* **What the task asks**: Please list all lines of the material below in which the string "العام" occurs.

* **Data supplied**:
****************
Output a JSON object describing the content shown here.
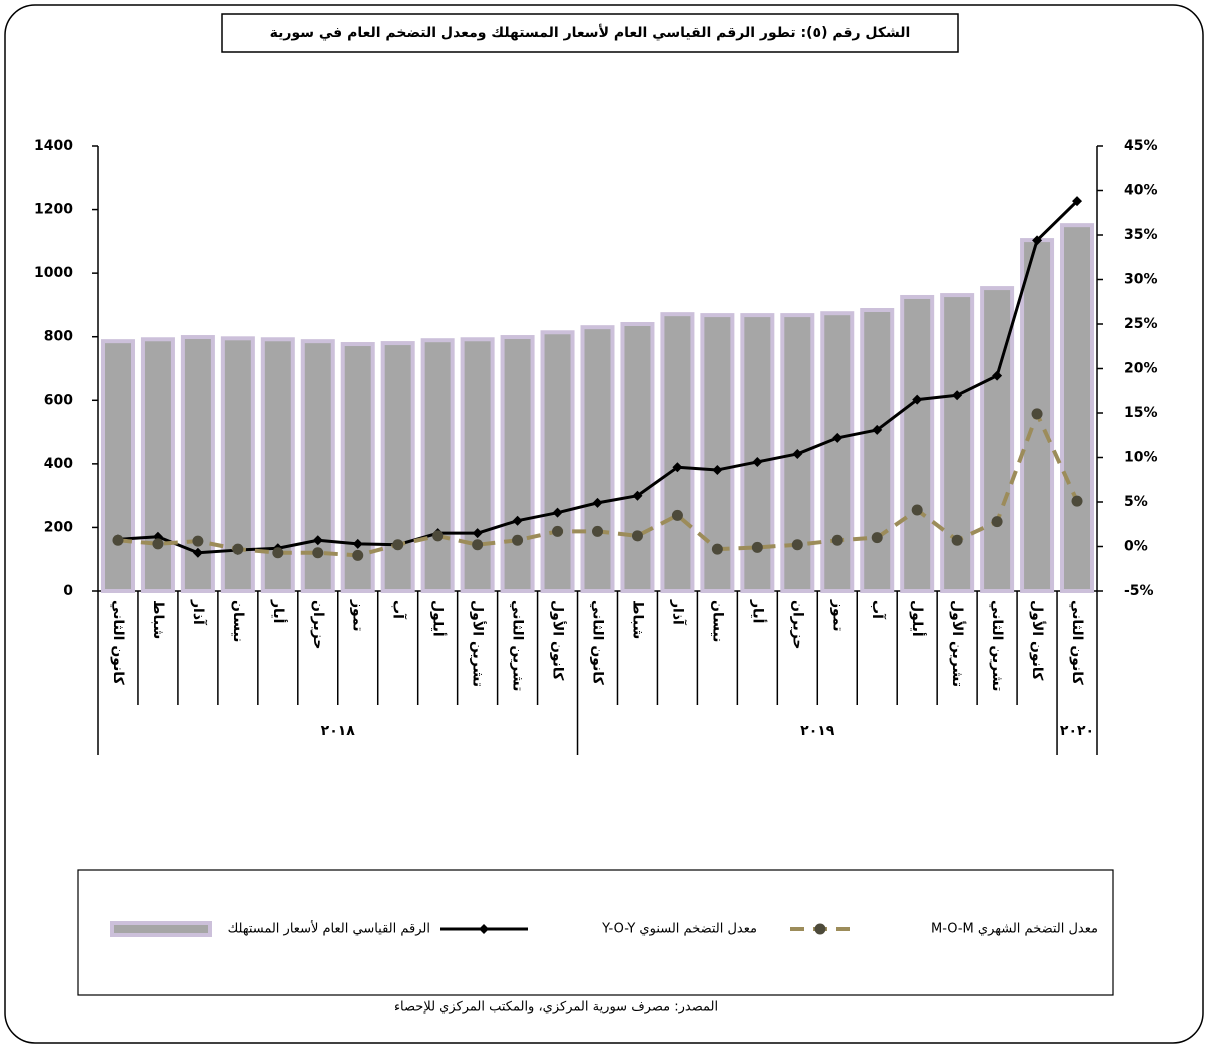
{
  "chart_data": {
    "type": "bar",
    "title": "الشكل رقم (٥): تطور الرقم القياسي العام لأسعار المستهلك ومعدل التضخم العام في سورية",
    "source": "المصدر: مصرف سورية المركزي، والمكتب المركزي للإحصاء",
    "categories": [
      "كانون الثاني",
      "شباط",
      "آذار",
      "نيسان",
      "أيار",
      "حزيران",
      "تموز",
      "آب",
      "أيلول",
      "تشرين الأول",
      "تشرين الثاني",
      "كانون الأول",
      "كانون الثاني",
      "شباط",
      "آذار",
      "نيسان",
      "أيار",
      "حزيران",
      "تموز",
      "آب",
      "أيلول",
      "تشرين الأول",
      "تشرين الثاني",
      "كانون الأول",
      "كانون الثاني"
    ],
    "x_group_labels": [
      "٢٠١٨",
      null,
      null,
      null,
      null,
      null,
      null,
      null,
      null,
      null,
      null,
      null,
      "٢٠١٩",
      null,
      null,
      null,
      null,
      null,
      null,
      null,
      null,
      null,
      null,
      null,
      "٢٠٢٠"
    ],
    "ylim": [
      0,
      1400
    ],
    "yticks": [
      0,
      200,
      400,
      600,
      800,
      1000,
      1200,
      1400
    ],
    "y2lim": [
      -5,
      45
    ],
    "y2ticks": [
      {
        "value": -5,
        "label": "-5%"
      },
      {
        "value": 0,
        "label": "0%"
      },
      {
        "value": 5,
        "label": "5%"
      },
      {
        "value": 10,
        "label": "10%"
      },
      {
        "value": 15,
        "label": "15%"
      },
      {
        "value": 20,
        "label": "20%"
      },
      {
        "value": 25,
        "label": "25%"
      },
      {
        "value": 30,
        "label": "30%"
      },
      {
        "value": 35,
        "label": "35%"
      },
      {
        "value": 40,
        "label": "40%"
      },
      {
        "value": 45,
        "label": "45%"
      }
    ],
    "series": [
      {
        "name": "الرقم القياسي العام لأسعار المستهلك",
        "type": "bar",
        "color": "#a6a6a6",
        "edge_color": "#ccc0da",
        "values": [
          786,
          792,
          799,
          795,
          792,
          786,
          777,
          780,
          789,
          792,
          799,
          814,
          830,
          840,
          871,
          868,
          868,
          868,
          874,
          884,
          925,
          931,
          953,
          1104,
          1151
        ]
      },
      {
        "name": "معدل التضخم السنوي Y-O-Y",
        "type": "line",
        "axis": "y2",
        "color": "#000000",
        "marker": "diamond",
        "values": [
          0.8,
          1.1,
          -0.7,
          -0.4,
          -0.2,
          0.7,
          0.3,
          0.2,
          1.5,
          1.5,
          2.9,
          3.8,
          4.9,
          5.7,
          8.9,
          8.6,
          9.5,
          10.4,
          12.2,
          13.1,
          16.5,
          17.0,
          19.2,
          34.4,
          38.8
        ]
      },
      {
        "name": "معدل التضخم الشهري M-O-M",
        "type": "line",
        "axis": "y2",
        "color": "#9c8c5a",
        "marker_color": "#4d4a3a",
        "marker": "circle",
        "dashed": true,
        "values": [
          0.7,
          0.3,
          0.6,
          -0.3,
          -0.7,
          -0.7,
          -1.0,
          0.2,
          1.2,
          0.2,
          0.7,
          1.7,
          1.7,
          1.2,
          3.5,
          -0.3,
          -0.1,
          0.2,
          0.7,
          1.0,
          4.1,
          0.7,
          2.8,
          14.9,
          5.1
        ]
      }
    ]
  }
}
****************
* **Task solution**:
    "title": "الشكل رقم (٥): تطور الرقم القياسي العام لأسعار المستهلك ومعدل التضخم العام في سورية",
        "name": "الرقم القياسي العام لأسعار المستهلك",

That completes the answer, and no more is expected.